> **Exercise**:
Note how many lines hold the string "goździków" and give that number without any other words.

☆ ☆ ☆ ☆ ☆ ☆ ☆

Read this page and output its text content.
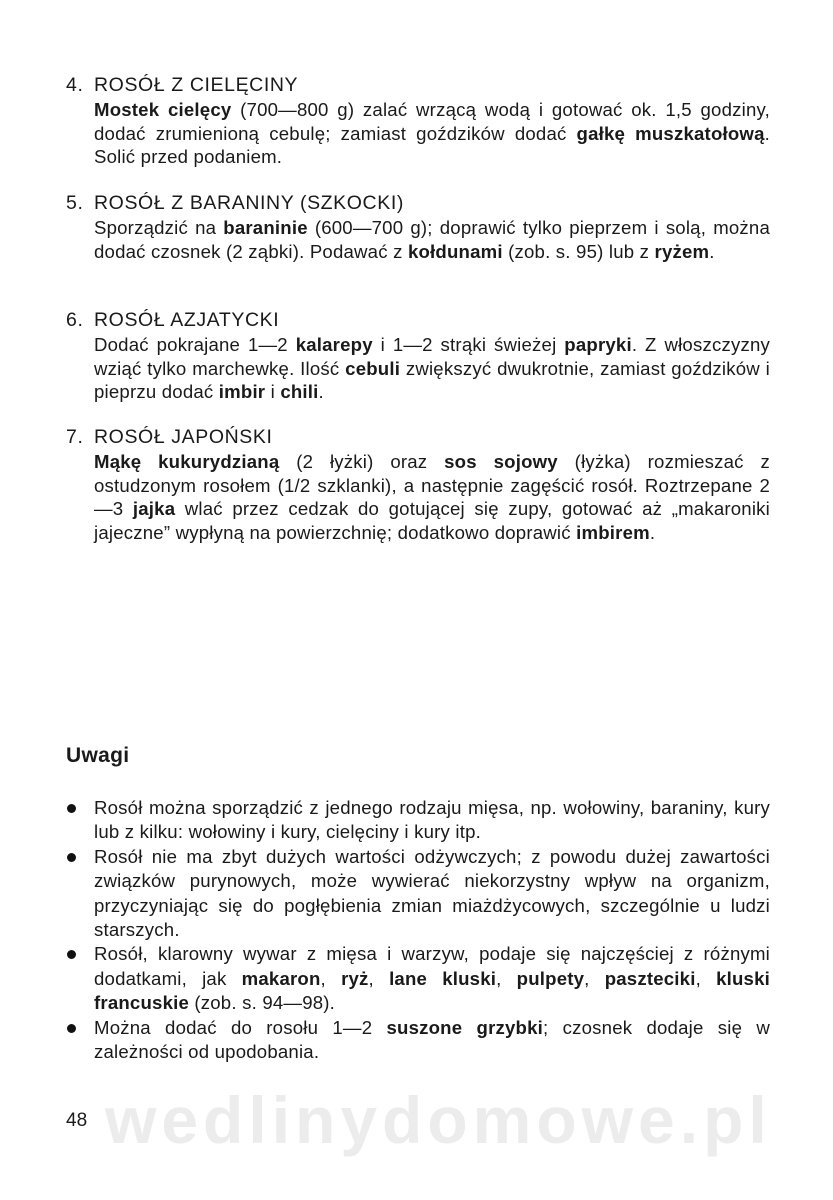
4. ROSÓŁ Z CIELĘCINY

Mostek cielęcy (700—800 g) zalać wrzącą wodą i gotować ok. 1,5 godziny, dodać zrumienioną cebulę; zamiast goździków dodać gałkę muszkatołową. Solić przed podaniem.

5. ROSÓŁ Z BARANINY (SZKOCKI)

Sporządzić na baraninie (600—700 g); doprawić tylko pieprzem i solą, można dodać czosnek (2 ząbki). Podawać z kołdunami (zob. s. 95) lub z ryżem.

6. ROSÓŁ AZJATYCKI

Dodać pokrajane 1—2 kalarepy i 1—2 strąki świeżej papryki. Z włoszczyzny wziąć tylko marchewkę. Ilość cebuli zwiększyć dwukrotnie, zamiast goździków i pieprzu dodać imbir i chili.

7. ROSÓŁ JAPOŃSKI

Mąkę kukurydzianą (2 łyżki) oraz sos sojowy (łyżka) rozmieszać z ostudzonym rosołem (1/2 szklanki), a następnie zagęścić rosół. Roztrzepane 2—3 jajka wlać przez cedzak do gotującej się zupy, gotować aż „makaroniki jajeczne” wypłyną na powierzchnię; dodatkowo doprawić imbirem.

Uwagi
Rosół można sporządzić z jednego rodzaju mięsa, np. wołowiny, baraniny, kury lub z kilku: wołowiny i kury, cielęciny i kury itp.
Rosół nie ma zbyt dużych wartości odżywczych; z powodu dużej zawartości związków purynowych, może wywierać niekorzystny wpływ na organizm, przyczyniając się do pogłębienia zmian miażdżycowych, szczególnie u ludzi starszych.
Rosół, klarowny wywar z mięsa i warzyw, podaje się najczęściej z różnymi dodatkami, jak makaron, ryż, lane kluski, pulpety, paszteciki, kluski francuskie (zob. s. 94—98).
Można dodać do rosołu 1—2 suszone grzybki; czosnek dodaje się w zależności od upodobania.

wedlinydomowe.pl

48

☆ ☆ ☆ ☆ ☆ ☆ ☆

> **Response to the exercise**:
2